**STATED GOAL**
Set down each entry from the block beneath, exactly as written.

=======

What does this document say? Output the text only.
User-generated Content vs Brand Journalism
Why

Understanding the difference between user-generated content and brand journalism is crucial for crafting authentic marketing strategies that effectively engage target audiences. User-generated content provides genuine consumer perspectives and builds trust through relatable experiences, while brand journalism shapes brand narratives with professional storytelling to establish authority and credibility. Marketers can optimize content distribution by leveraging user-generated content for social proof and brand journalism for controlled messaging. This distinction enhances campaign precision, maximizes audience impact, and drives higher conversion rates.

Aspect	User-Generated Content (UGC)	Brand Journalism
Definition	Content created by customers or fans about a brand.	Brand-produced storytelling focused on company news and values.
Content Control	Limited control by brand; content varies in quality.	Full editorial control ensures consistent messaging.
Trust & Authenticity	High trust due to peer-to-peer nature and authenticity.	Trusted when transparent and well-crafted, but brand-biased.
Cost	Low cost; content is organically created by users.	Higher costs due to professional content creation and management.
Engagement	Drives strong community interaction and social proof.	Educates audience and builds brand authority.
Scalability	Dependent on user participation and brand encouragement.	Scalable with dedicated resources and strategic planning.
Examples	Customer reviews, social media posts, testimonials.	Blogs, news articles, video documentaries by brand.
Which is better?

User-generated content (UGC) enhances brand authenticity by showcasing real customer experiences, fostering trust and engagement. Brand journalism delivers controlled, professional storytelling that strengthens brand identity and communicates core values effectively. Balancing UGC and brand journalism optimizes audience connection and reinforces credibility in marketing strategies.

=======

**COMPLETED TASK**
What does this document say? Output the text only.
User-generated Content vs Brand Journalism
Why

Understanding the difference between user-generated content and brand journalism is crucial for crafting authentic marketing strategies that effectively engage target audiences. User-generated content provides genuine consumer perspectives and builds trust through relatable experiences, while brand journalism shapes brand narratives with professional storytelling to establish authority and credibility. Marketers can optimize content distribution by leveraging user-generated content for social proof and brand journalism for controlled messaging. This distinction enhances campaign precision, maximizes audience impact, and drives higher conversion rates.

Aspect	User-Generated Content (UGC)	Brand Journalism
Definition	Content created by customers or fans about a brand.	Brand-produced storytelling focused on company news and values.
Content Control	Limited control by brand; content varies in quality.	Full editorial control ensures consistent messaging.
Trust & Authenticity	High trust due to peer-to-peer nature and authenticity.	Trusted when transparent and well-crafted, but brand-biased.
Cost	Low cost; content is organically created by users.	Higher costs due to professional content creation and management.
Engagement	Drives strong community interaction and social proof.	Educates audience and builds brand authority.
Scalability	Dependent on user participation and brand encouragement.	Scalable with dedicated resources and strategic planning.
Examples	Customer reviews, social media posts, testimonials.	Blogs, news articles, video documentaries by brand.
Which is better?

User-generated content (UGC) enhances brand authenticity by showcasing real customer experiences, fostering trust and engagement. Brand journalism delivers controlled, professional storytelling that strengthens brand identity and communicates core values effectively. Balancing UGC and brand journalism optimizes audience connection and reinforces credibility in marketing strategies.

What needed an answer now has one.